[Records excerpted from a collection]
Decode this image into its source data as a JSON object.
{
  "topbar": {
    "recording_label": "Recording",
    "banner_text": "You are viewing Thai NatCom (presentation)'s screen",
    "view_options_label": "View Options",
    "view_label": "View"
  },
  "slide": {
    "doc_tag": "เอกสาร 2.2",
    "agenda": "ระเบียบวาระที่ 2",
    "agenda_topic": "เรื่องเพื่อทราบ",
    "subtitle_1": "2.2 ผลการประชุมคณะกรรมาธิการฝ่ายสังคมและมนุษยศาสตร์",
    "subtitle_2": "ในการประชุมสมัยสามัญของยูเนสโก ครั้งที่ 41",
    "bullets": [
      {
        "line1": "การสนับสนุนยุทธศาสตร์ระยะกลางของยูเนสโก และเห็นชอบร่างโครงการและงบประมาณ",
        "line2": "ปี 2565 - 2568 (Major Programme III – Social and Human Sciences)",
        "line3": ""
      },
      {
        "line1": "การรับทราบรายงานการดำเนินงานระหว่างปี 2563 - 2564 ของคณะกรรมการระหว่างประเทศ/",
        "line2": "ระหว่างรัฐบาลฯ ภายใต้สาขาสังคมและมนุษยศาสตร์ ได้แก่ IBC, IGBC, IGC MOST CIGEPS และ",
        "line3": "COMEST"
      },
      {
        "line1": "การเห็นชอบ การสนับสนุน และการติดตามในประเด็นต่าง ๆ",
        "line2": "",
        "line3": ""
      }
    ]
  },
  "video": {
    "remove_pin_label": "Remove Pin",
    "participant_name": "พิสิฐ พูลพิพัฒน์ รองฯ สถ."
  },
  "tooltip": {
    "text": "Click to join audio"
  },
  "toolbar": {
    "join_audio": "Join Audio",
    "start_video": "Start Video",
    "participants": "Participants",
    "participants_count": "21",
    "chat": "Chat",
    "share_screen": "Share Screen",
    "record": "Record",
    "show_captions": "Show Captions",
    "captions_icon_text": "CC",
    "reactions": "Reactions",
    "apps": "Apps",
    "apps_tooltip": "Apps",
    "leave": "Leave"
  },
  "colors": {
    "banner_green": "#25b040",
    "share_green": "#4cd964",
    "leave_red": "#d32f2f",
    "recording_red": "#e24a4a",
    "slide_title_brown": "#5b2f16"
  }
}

### WHAT THE EXERCISE ASKS
Output all records verbatim.

### IN RESPONSE
Decode this image into its source data as a JSON object.
{
  "topbar": {
    "recording_label": "Recording",
    "banner_text": "You are viewing Thai NatCom (presentation)'s screen",
    "view_options_label": "View Options",
    "view_label": "View"
  },
  "slide": {
    "doc_tag": "เอกสาร 2.2",
    "agenda": "ระเบียบวาระที่ 2",
    "agenda_topic": "เรื่องเพื่อทราบ",
    "subtitle_1": "2.2 ผลการประชุมคณะกรรมาธิการฝ่ายสังคมและมนุษยศาสตร์",
    "subtitle_2": "ในการประชุมสมัยสามัญของยูเนสโก ครั้งที่ 41",
    "bullets": [
      {
        "line1": "การสนับสนุนยุทธศาสตร์ระยะกลางของยูเนสโก และเห็นชอบร่างโครงการและงบประมาณ",
        "line2": "ปี 2565 - 2568 (Major Programme III – Social and Human Sciences)",
        "line3": ""
      },
      {
        "line1": "การรับทราบรายงานการดำเนินงานระหว่างปี 2563 - 2564 ของคณะกรรมการระหว่างประเทศ/",
        "line2": "ระหว่างรัฐบาลฯ ภายใต้สาขาสังคมและมนุษยศาสตร์ ได้แก่ IBC, IGBC, IGC MOST CIGEPS และ",
        "line3": "COMEST"
      },
      {
        "line1": "การเห็นชอบ การสนับสนุน และการติดตามในประเด็นต่าง ๆ",
        "line2": "",
        "line3": ""
      }
    ]
  },
  "video": {
    "remove_pin_label": "Remove Pin",
    "participant_name": "พิสิฐ พูลพิพัฒน์ รองฯ สถ."
  },
  "tooltip": {
    "text": "Click to join audio"
  },
  "toolbar": {
    "join_audio": "Join Audio",
    "start_video": "Start Video",
    "participants": "Participants",
    "participants_count": "21",
    "chat": "Chat",
    "share_screen": "Share Screen",
    "record": "Record",
    "show_captions": "Show Captions",
    "captions_icon_text": "CC",
    "reactions": "Reactions",
    "apps": "Apps",
    "apps_tooltip": "Apps",
    "leave": "Leave"
  },
  "colors": {
    "banner_green": "#25b040",
    "share_green": "#4cd964",
    "leave_red": "#d32f2f",
    "recording_red": "#e24a4a",
    "slide_title_brown": "#5b2f16"
  }
}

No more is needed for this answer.